#### Provided data ####

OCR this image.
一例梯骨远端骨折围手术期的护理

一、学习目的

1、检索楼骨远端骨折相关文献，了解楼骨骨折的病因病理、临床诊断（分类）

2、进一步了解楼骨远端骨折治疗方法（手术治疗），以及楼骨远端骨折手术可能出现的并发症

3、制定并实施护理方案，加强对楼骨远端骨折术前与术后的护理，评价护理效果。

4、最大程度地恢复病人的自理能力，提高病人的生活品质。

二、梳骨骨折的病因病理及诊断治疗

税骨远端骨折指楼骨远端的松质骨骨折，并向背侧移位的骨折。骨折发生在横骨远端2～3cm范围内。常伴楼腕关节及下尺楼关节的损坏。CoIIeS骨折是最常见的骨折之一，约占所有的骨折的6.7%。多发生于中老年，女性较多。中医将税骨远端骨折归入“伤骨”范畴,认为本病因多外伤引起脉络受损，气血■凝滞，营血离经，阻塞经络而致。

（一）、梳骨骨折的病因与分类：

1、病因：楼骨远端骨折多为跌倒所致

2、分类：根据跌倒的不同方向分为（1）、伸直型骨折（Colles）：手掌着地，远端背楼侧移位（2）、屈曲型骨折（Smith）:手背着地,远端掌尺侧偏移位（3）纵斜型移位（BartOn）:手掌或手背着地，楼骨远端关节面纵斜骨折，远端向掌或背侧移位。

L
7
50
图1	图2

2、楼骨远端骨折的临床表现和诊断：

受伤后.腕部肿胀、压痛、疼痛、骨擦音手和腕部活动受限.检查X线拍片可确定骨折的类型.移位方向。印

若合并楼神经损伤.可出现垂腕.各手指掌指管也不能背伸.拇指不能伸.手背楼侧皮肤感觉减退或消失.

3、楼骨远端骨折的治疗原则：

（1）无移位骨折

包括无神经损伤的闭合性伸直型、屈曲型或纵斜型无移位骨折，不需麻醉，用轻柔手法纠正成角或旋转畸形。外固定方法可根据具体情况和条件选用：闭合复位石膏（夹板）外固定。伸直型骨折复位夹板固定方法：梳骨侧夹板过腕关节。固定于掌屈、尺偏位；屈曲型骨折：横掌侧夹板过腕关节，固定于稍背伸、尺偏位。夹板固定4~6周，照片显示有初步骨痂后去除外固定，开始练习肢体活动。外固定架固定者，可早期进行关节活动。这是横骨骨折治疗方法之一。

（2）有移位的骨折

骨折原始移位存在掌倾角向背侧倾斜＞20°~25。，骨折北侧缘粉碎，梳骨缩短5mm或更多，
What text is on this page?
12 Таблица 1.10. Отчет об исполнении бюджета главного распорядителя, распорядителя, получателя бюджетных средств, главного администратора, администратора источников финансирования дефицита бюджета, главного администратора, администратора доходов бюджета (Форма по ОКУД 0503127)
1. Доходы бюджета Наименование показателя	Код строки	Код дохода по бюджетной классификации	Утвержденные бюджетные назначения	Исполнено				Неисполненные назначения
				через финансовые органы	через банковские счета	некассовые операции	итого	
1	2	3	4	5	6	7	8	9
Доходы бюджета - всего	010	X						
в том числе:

####

= What you have to do =
Extract the complete listing verbatim.

= Expected answer =
OCR this image.
一例梯骨远端骨折围手术期的护理

一、学习目的

1、检索楼骨远端骨折相关文献，了解楼骨骨折的病因病理、临床诊断（分类）

2、进一步了解楼骨远端骨折治疗方法（手术治疗），以及楼骨远端骨折手术可能出现的并发症

3、制定并实施护理方案，加强对楼骨远端骨折术前与术后的护理，评价护理效果。

4、最大程度地恢复病人的自理能力，提高病人的生活品质。

二、梳骨骨折的病因病理及诊断治疗

税骨远端骨折指楼骨远端的松质骨骨折，并向背侧移位的骨折。骨折发生在横骨远端2～3cm范围内。常伴楼腕关节及下尺楼关节的损坏。CoIIeS骨折是最常见的骨折之一，约占所有的骨折的6.7%。多发生于中老年，女性较多。中医将税骨远端骨折归入“伤骨”范畴,认为本病因多外伤引起脉络受损，气血■凝滞，营血离经，阻塞经络而致。

（一）、梳骨骨折的病因与分类：

1、病因：楼骨远端骨折多为跌倒所致

2、分类：根据跌倒的不同方向分为（1）、伸直型骨折（Colles）：手掌着地，远端背楼侧移位（2）、屈曲型骨折（Smith）:手背着地,远端掌尺侧偏移位（3）纵斜型移位（BartOn）:手掌或手背着地，楼骨远端关节面纵斜骨折，远端向掌或背侧移位。

L
7
50
图1	图2

2、楼骨远端骨折的临床表现和诊断：

受伤后.腕部肿胀、压痛、疼痛、骨擦音手和腕部活动受限.检查X线拍片可确定骨折的类型.移位方向。印

若合并楼神经损伤.可出现垂腕.各手指掌指管也不能背伸.拇指不能伸.手背楼侧皮肤感觉减退或消失.

3、楼骨远端骨折的治疗原则：

（1）无移位骨折

包括无神经损伤的闭合性伸直型、屈曲型或纵斜型无移位骨折，不需麻醉，用轻柔手法纠正成角或旋转畸形。外固定方法可根据具体情况和条件选用：闭合复位石膏（夹板）外固定。伸直型骨折复位夹板固定方法：梳骨侧夹板过腕关节。固定于掌屈、尺偏位；屈曲型骨折：横掌侧夹板过腕关节，固定于稍背伸、尺偏位。夹板固定4~6周，照片显示有初步骨痂后去除外固定，开始练习肢体活动。外固定架固定者，可早期进行关节活动。这是横骨骨折治疗方法之一。

（2）有移位的骨折

骨折原始移位存在掌倾角向背侧倾斜＞20°~25。，骨折北侧缘粉碎，梳骨缩短5mm或更多，
What text is on this page?
12 Таблица 1.10. Отчет об исполнении бюджета главного распорядителя, распорядителя, получателя бюджетных средств, главного администратора, администратора источников финансирования дефицита бюджета, главного администратора, администратора доходов бюджета (Форма по ОКУД 0503127)
1. Доходы бюджета Наименование показателя	Код строки	Код дохода по бюджетной классификации	Утвержденные бюджетные назначения	Исполнено				Неисполненные назначения
				через финансовые органы	через банковские счета	некассовые операции	итого	
1	2	3	4	5	6	7	8	9
Доходы бюджета - всего	010	X						
в том числе:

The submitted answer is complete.